**SHORT TASK**
Go through the listing and pick out each line with the word "Load" in it.

**DATA FOR THIS TASK**
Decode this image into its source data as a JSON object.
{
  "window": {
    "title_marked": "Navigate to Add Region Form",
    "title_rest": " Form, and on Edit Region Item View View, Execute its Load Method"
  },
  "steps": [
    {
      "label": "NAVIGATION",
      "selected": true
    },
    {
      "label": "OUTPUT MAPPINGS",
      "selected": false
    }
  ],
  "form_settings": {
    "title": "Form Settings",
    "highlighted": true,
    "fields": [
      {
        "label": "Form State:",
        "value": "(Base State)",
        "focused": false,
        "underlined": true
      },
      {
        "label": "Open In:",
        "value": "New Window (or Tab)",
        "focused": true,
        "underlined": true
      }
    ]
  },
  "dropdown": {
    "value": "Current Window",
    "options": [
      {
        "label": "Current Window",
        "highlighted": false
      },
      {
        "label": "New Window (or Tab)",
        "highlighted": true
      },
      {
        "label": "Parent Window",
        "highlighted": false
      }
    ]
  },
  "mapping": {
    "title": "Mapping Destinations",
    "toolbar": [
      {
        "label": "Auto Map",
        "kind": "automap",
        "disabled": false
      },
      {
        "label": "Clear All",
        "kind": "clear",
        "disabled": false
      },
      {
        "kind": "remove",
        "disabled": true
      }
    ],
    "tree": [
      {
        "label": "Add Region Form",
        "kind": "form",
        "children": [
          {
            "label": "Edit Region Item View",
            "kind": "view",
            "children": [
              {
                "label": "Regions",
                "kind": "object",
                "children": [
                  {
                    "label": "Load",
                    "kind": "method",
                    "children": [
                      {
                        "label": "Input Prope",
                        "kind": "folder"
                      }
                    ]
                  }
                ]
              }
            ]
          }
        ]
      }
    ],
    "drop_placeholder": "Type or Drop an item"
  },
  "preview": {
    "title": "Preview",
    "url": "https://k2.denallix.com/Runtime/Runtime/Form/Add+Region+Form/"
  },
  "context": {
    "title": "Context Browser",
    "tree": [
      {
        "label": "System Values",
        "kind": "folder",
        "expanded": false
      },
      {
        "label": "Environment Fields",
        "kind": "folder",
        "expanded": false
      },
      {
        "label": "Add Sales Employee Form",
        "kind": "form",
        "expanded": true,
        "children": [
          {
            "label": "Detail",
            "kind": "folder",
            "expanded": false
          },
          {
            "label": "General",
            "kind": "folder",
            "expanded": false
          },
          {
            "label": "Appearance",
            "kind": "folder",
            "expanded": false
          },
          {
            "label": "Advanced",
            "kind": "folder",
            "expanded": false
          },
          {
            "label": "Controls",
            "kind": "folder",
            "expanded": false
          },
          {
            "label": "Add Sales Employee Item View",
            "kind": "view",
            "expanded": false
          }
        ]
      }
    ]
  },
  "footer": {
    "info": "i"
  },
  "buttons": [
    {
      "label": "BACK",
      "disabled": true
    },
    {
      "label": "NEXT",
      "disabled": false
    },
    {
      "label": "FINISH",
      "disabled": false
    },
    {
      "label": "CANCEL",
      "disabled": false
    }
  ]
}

**FULL OUTPUT**
    "title_rest": " Form, and on Edit Region Item View View, Execute its Load Method"
                    "label": "Load",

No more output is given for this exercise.